[Opening Given records section]
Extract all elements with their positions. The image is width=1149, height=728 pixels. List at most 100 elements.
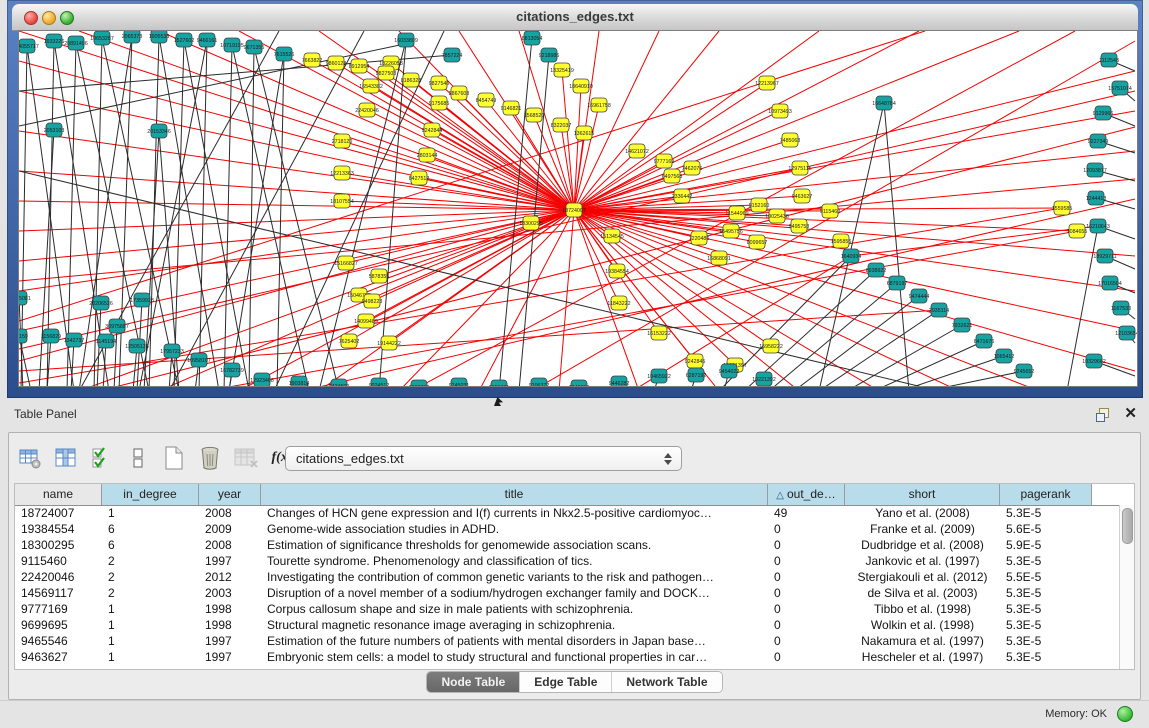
table-row[interactable]: 969969511998Structural magnetic resonanc… xyxy=(15,617,1120,633)
graph-node[interactable]: 1084655 xyxy=(1067,224,1088,238)
graph-node[interactable]: 7485063 xyxy=(780,133,801,147)
table-cell[interactable]: Structural magnetic resonance image aver… xyxy=(261,617,768,633)
table-cell[interactable]: 2003 xyxy=(199,585,261,601)
graph-node[interactable]: 9827503 xyxy=(376,66,397,80)
table-cell[interactable]: 9777169 xyxy=(15,601,102,617)
graph-node[interactable]: 9463627 xyxy=(792,189,813,203)
unselect-all-columns-button[interactable] xyxy=(123,443,153,473)
graph-node[interactable]: 7857224 xyxy=(442,48,463,62)
graph-node[interactable]: 7615526 xyxy=(274,47,295,61)
graph-node[interactable]: 933159 xyxy=(19,329,28,343)
graph-node[interactable]: 2867608 xyxy=(449,86,470,100)
graph-node[interactable]: 9446282 xyxy=(609,376,630,386)
graph-node[interactable]: 13325419 xyxy=(550,63,574,77)
graph-node[interactable]: 9466161 xyxy=(197,33,218,47)
delete-table-button[interactable] xyxy=(231,443,261,473)
graph-node[interactable]: 14055717 xyxy=(19,39,39,53)
graph-node[interactable]: 1065412 xyxy=(994,349,1015,363)
graph-node[interactable]: 6497568 xyxy=(662,169,683,183)
table-cell[interactable]: 0 xyxy=(768,553,845,569)
table-cell[interactable]: 2 xyxy=(102,569,199,585)
table-cell[interactable]: 5.3E-5 xyxy=(1000,649,1092,665)
table-cell[interactable]: 5.9E-5 xyxy=(1000,537,1092,553)
table-cell[interactable]: 1997 xyxy=(199,633,261,649)
table-cell[interactable]: 0 xyxy=(768,633,845,649)
graph-node[interactable]: 1905533 xyxy=(149,31,170,43)
graph-node[interactable]: 1244413 xyxy=(1086,191,1107,205)
graph-node[interactable]: 1167533 xyxy=(1111,301,1131,315)
table-cell[interactable]: 49 xyxy=(768,505,845,521)
graph-node[interactable]: 18640910 xyxy=(569,79,593,93)
graph-node[interactable]: 7932621 xyxy=(952,318,973,332)
table-cell[interactable]: 1997 xyxy=(199,553,261,569)
graph-node[interactable]: 12975115 xyxy=(788,161,811,175)
graph-node[interactable]: 9106372 xyxy=(529,378,550,386)
graph-node[interactable]: 16782739 xyxy=(220,363,244,377)
table-cell[interactable]: Wolkin et al. (1998) xyxy=(845,617,1000,633)
table-cell[interactable]: 5.3E-5 xyxy=(1000,601,1092,617)
table-cell[interactable]: 2 xyxy=(102,553,199,569)
table-cell[interactable]: 1 xyxy=(102,633,199,649)
graph-node[interactable]: 11843222 xyxy=(607,296,630,310)
table-cell[interactable]: 0 xyxy=(768,537,845,553)
table-cell[interactable]: 6 xyxy=(102,521,199,537)
scrollbar-thumb[interactable] xyxy=(1122,508,1133,544)
table-cell[interactable]: Estimation of significance thresholds fo… xyxy=(261,537,768,553)
graph-node[interactable]: 11544909 xyxy=(725,206,748,220)
graph-node[interactable]: 30975887 xyxy=(105,319,129,333)
graph-node[interactable]: 6879197 xyxy=(887,276,908,290)
table-row[interactable]: 1830029562008Estimation of significance … xyxy=(15,537,1120,553)
create-column-button[interactable] xyxy=(159,443,189,473)
table-cell[interactable]: 2008 xyxy=(199,505,261,521)
column-header-outde[interactable]: △out_de… xyxy=(768,484,845,505)
table-cell[interactable]: 1 xyxy=(102,649,199,665)
graph-node[interactable]: 8813054 xyxy=(522,31,543,45)
graph-node[interactable]: 8454749 xyxy=(476,93,497,107)
table-cell[interactable]: 5.3E-5 xyxy=(1000,553,1092,569)
table-row[interactable]: 1872400712008Changes of HCN gene express… xyxy=(15,505,1120,521)
graph-node[interactable]: 9860128 xyxy=(326,56,347,70)
graph-node[interactable]: 8938922 xyxy=(866,263,887,277)
graph-node[interactable]: 2336442 xyxy=(672,189,693,203)
graph-node[interactable]: 9242845 xyxy=(685,354,706,368)
network-window-titlebar[interactable]: citations_edges.txt xyxy=(12,4,1138,31)
graph-node[interactable]: 5878355 xyxy=(369,269,390,283)
table-cell[interactable]: Embryonic stem cells: a model to study s… xyxy=(261,649,768,665)
table-cell[interactable]: 1998 xyxy=(199,617,261,633)
graph-node[interactable]: 16210643 xyxy=(1086,219,1110,233)
table-cell[interactable]: 18724007 xyxy=(15,505,102,521)
graph-node[interactable]: 1156829 xyxy=(41,329,61,343)
table-cell[interactable]: Jankovic et al. (1997) xyxy=(845,553,1000,569)
graph-node[interactable]: 14621072 xyxy=(625,144,649,158)
table-cell[interactable]: Stergiakouli et al. (2012) xyxy=(845,569,1000,585)
graph-node[interactable]: 8424509 xyxy=(329,379,350,386)
graph-node[interactable]: 2803144 xyxy=(417,148,438,162)
table-cell[interactable]: Hescheler et al. (1997) xyxy=(845,649,1000,665)
graph-node[interactable]: 7462076 xyxy=(682,161,703,175)
table-row[interactable]: 2242004622012Investigating the contribut… xyxy=(15,569,1120,585)
graph-node[interactable]: 9777169 xyxy=(654,154,675,168)
table-cell[interactable]: 2008 xyxy=(199,537,261,553)
graph-node[interactable]: 9115460 xyxy=(820,204,840,218)
graph-node[interactable]: 9218986 xyxy=(539,48,560,62)
select-all-columns-button[interactable] xyxy=(87,443,117,473)
table-cell[interactable]: 5.3E-5 xyxy=(1000,505,1092,521)
graph-node[interactable]: 20185081 xyxy=(19,291,31,305)
close-panel-icon[interactable]: ✕ xyxy=(1124,405,1137,423)
tab-edge-table[interactable]: Edge Table xyxy=(520,672,612,692)
table-cell[interactable]: 5.3E-5 xyxy=(1000,585,1092,601)
graph-node[interactable]: 1595855 xyxy=(831,234,852,248)
column-header-title[interactable]: title xyxy=(261,484,768,505)
table-row[interactable]: 1938455462009Genome-wide association stu… xyxy=(15,521,1120,537)
graph-node[interactable]: 1568520 xyxy=(524,108,545,122)
column-header-pagerank[interactable]: pagerank xyxy=(1000,484,1092,505)
graph-node[interactable]: 7663822 xyxy=(302,53,323,67)
graph-node[interactable]: 12093877 xyxy=(1083,163,1107,177)
table-cell[interactable]: 9699695 xyxy=(15,617,102,633)
graph-node[interactable]: 9474444 xyxy=(909,289,930,303)
table-cell[interactable]: 9115460 xyxy=(15,553,102,569)
table-cell[interactable]: 6 xyxy=(102,537,199,553)
graph-node[interactable]: 19384554 xyxy=(605,264,629,278)
graph-node[interactable]: 7220486 xyxy=(689,231,710,245)
float-panel-icon[interactable] xyxy=(1096,408,1109,421)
[Closing Given records section]
> Exercise instructions: When copying the records above, please match them exactly but leave out all pictures.

> Answer section:
Extract all elements with their positions. The image is width=1149, height=728 pixels. List at most 100 elements.
table-row[interactable]: 969969511998Structural magnetic resonanc… xyxy=(15,617,1120,633)
graph-node[interactable]: 1084655 xyxy=(1067,224,1088,238)
graph-node[interactable]: 7485063 xyxy=(780,133,801,147)
table-cell[interactable]: Structural magnetic resonance image aver… xyxy=(261,617,768,633)
table-cell[interactable]: 2003 xyxy=(199,585,261,601)
graph-node[interactable]: 9827503 xyxy=(376,66,397,80)
table-cell[interactable]: 9777169 xyxy=(15,601,102,617)
graph-node[interactable]: 9463627 xyxy=(792,189,813,203)
unselect-all-columns-button[interactable] xyxy=(123,443,153,473)
graph-node[interactable]: 7857224 xyxy=(442,48,463,62)
graph-node[interactable]: 7615526 xyxy=(274,47,295,61)
graph-node[interactable]: 933159 xyxy=(19,329,28,343)
graph-node[interactable]: 2867608 xyxy=(449,86,470,100)
graph-node[interactable]: 9446282 xyxy=(609,376,630,386)
graph-node[interactable]: 13325419 xyxy=(550,63,574,77)
graph-node[interactable]: 9466161 xyxy=(197,33,218,47)
delete-table-button[interactable] xyxy=(231,443,261,473)
graph-node[interactable]: 14055717 xyxy=(19,39,39,53)
graph-node[interactable]: 1065412 xyxy=(994,349,1015,363)
graph-node[interactable]: 6497568 xyxy=(662,169,683,183)
table-cell[interactable]: 0 xyxy=(768,553,845,569)
table-cell[interactable]: 2 xyxy=(102,569,199,585)
table-cell[interactable]: 5.3E-5 xyxy=(1000,649,1092,665)
table-cell[interactable]: 5.9E-5 xyxy=(1000,537,1092,553)
table-cell[interactable]: 1997 xyxy=(199,633,261,649)
table-cell[interactable]: 0 xyxy=(768,633,845,649)
graph-node[interactable]: 1905533 xyxy=(149,31,170,43)
graph-node[interactable]: 1244413 xyxy=(1086,191,1107,205)
graph-node[interactable]: 1167533 xyxy=(1111,301,1131,315)
table-cell[interactable]: 49 xyxy=(768,505,845,521)
graph-node[interactable]: 18640910 xyxy=(569,79,593,93)
graph-node[interactable]: 7932621 xyxy=(952,318,973,332)
table-cell[interactable]: 1997 xyxy=(199,553,261,569)
graph-node[interactable]: 12975115 xyxy=(788,161,811,175)
graph-node[interactable]: 9106372 xyxy=(529,378,550,386)
graph-node[interactable]: 16782739 xyxy=(220,363,244,377)
table-cell[interactable]: Wolkin et al. (1998) xyxy=(845,617,1000,633)
table-cell[interactable]: 5.3E-5 xyxy=(1000,601,1092,617)
table-cell[interactable]: 2 xyxy=(102,553,199,569)
table-cell[interactable]: 1 xyxy=(102,633,199,649)
graph-node[interactable]: 11843222 xyxy=(607,296,630,310)
table-cell[interactable]: 0 xyxy=(768,537,845,553)
table-cell[interactable]: 6 xyxy=(102,521,199,537)
scrollbar-thumb[interactable] xyxy=(1122,508,1133,544)
table-cell[interactable]: Estimation of significance thresholds fo… xyxy=(261,537,768,553)
graph-node[interactable]: 11544909 xyxy=(725,206,748,220)
graph-node[interactable]: 30975887 xyxy=(105,319,129,333)
graph-node[interactable]: 6879197 xyxy=(887,276,908,290)
table-row[interactable]: 1830029562008Estimation of significance … xyxy=(15,537,1120,553)
create-column-button[interactable] xyxy=(159,443,189,473)
table-cell[interactable]: 2008 xyxy=(199,505,261,521)
column-header-outde[interactable]: △out_de… xyxy=(768,484,845,505)
table-cell[interactable]: 1 xyxy=(102,649,199,665)
graph-node[interactable]: 8813054 xyxy=(522,31,543,45)
graph-node[interactable]: 8454749 xyxy=(476,93,497,107)
table-cell[interactable]: 5.3E-5 xyxy=(1000,553,1092,569)
table-row[interactable]: 1872400712008Changes of HCN gene express… xyxy=(15,505,1120,521)
graph-node[interactable]: 9860128 xyxy=(326,56,347,70)
graph-node[interactable]: 8938922 xyxy=(866,263,887,277)
graph-node[interactable]: 2336442 xyxy=(672,189,693,203)
graph-node[interactable]: 9242845 xyxy=(685,354,706,368)
network-window-titlebar[interactable]: citations_edges.txt xyxy=(12,4,1138,31)
graph-node[interactable]: 5878355 xyxy=(369,269,390,283)
table-cell[interactable]: Embryonic stem cells: a model to study s… xyxy=(261,649,768,665)
table-cell[interactable]: 1998 xyxy=(199,617,261,633)
graph-node[interactable]: 16210643 xyxy=(1086,219,1110,233)
table-cell[interactable]: 18724007 xyxy=(15,505,102,521)
graph-node[interactable]: 1156829 xyxy=(41,329,61,343)
table-cell[interactable]: Jankovic et al. (1997) xyxy=(845,553,1000,569)
graph-node[interactable]: 14621072 xyxy=(625,144,649,158)
table-cell[interactable]: Stergiakouli et al. (2012) xyxy=(845,569,1000,585)
graph-node[interactable]: 8424509 xyxy=(329,379,350,386)
graph-node[interactable]: 2803144 xyxy=(417,148,438,162)
table-cell[interactable]: Hescheler et al. (1997) xyxy=(845,649,1000,665)
graph-node[interactable]: 7462076 xyxy=(682,161,703,175)
table-row[interactable]: 2242004622012Investigating the contribut… xyxy=(15,569,1120,585)
graph-node[interactable]: 9777169 xyxy=(654,154,675,168)
table-cell[interactable]: 2008 xyxy=(199,537,261,553)
graph-node[interactable]: 9115460 xyxy=(820,204,840,218)
graph-node[interactable]: 9218986 xyxy=(539,48,560,62)
select-all-columns-button[interactable] xyxy=(87,443,117,473)
table-cell[interactable]: 5.3E-5 xyxy=(1000,505,1092,521)
graph-node[interactable]: 20185081 xyxy=(19,291,31,305)
close-panel-icon[interactable]: ✕ xyxy=(1124,405,1137,423)
tab-edge-table[interactable]: Edge Table xyxy=(520,672,612,692)
table-cell[interactable]: 5.3E-5 xyxy=(1000,585,1092,601)
graph-node[interactable]: 1595855 xyxy=(831,234,852,248)
column-header-title[interactable]: title xyxy=(261,484,768,505)
table-row[interactable]: 1938455462009Genome-wide association stu… xyxy=(15,521,1120,537)
graph-node[interactable]: 1568520 xyxy=(524,108,545,122)
column-header-pagerank[interactable]: pagerank xyxy=(1000,484,1092,505)
graph-node[interactable]: 7663822 xyxy=(302,53,323,67)
graph-node[interactable]: 12093877 xyxy=(1083,163,1107,177)
table-cell[interactable]: 9699695 xyxy=(15,617,102,633)
graph-node[interactable]: 9474444 xyxy=(909,289,930,303)
table-cell[interactable]: 9115460 xyxy=(15,553,102,569)
table-cell[interactable]: 6 xyxy=(102,537,199,553)
graph-node[interactable]: 19384554 xyxy=(605,264,629,278)
graph-node[interactable]: 7220486 xyxy=(689,231,710,245)
float-panel-icon[interactable] xyxy=(1096,408,1109,421)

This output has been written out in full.